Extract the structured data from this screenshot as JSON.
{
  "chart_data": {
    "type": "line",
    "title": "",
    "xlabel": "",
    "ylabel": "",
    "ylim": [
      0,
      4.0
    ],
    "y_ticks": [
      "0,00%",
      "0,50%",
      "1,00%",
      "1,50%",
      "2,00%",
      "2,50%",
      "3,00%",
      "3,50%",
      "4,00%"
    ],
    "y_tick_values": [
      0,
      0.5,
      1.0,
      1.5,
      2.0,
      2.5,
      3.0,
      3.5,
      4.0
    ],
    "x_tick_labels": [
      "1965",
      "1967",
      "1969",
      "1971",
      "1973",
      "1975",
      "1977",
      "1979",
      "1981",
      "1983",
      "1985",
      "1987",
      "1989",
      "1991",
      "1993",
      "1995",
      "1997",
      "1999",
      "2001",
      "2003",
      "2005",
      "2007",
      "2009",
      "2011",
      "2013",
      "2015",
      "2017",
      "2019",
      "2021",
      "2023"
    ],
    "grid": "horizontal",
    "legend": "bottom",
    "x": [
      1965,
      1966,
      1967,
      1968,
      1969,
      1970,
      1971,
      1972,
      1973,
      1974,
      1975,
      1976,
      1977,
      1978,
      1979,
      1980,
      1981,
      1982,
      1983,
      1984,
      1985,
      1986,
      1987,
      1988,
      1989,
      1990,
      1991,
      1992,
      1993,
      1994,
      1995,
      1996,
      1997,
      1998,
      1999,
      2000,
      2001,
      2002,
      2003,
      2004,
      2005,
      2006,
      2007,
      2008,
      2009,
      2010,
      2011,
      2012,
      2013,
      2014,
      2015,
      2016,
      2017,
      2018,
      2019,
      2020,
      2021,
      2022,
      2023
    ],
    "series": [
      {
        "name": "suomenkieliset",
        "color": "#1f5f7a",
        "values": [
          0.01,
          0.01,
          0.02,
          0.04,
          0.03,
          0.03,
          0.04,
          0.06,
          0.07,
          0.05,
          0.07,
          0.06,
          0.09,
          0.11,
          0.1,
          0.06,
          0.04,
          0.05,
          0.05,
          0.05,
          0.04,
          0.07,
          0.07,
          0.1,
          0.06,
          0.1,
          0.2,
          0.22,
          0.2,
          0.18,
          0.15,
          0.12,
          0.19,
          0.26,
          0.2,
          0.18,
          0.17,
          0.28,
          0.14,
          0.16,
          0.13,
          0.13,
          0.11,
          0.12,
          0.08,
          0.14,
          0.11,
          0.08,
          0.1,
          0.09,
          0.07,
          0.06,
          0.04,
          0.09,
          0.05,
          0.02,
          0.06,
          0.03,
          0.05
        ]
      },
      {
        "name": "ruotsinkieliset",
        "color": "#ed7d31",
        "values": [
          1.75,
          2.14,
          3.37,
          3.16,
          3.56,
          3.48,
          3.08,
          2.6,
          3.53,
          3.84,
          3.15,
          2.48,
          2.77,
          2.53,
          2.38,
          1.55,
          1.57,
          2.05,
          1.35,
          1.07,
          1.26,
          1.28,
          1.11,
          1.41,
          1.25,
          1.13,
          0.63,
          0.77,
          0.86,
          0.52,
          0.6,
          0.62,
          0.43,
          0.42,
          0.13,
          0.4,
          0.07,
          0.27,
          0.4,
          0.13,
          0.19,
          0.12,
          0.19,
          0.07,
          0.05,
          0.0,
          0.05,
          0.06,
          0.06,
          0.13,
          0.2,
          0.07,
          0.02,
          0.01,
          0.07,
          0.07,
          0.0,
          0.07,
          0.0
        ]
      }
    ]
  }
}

Exercise: Pull every line containing "name" out of the records.

Output below:
        "name": "suomenkieliset",
        "name": "ruotsinkieliset",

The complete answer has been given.